### [Information shown]
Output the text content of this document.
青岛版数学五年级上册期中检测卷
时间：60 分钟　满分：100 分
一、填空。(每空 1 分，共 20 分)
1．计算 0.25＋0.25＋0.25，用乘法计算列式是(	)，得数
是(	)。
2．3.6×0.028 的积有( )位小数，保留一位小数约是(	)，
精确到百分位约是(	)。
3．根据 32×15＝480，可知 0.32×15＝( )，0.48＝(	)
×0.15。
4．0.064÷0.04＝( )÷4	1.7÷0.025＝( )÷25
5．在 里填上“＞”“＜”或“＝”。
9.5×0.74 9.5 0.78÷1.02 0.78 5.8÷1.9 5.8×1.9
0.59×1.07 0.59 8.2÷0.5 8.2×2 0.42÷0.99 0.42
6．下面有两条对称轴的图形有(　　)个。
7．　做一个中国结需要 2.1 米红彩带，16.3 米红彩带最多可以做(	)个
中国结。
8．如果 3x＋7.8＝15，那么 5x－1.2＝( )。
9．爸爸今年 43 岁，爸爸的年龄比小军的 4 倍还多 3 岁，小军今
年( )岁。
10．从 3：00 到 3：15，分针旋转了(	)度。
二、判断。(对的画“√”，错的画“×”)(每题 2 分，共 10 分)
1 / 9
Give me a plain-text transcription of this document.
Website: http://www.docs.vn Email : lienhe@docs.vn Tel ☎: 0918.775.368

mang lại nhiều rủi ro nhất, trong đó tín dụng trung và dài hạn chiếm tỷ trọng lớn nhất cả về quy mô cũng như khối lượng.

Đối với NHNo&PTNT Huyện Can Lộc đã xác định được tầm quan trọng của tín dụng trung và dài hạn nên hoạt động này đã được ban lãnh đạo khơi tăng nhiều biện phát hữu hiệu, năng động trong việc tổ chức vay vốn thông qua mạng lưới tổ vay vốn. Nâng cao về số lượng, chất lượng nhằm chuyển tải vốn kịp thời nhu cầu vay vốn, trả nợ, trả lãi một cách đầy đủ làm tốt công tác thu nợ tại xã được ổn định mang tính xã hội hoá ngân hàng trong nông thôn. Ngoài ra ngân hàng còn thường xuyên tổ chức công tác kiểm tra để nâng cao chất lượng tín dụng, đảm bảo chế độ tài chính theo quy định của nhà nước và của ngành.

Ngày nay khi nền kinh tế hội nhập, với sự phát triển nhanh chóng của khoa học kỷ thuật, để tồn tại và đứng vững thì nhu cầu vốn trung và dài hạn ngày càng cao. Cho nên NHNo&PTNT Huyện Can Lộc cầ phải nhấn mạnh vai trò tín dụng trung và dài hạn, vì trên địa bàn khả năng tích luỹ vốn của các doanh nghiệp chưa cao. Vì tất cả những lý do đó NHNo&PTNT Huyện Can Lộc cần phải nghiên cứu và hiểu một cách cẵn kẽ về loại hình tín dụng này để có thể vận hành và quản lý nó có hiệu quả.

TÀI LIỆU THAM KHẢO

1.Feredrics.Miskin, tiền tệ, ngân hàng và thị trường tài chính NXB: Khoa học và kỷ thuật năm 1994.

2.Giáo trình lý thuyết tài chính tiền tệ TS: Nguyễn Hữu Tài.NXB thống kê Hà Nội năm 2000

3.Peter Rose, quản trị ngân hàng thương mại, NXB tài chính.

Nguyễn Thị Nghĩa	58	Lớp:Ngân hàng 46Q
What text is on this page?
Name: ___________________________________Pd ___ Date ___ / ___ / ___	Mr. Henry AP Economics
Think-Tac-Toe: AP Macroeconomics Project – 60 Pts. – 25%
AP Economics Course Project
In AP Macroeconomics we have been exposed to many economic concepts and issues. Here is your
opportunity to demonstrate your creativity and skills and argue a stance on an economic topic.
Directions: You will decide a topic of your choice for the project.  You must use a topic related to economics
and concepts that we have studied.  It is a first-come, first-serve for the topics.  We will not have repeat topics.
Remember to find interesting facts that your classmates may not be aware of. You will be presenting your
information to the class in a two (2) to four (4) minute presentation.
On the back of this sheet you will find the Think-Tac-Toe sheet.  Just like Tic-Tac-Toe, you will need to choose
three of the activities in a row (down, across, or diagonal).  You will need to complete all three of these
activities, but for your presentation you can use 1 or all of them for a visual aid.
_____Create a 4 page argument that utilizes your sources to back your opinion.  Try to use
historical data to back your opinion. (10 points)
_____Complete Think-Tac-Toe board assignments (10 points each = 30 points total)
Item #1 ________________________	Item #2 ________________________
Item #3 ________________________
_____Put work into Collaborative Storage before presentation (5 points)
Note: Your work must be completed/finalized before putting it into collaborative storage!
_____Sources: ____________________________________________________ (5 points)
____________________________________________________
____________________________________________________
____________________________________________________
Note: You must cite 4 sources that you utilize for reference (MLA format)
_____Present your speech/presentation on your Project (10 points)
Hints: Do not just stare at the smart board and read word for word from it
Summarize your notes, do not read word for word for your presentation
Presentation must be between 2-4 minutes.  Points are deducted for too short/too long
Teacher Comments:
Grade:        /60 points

### [Problem description]
How many lines in the records above contain the word "activities"? Reply with the number alone.

### [Answer below]
2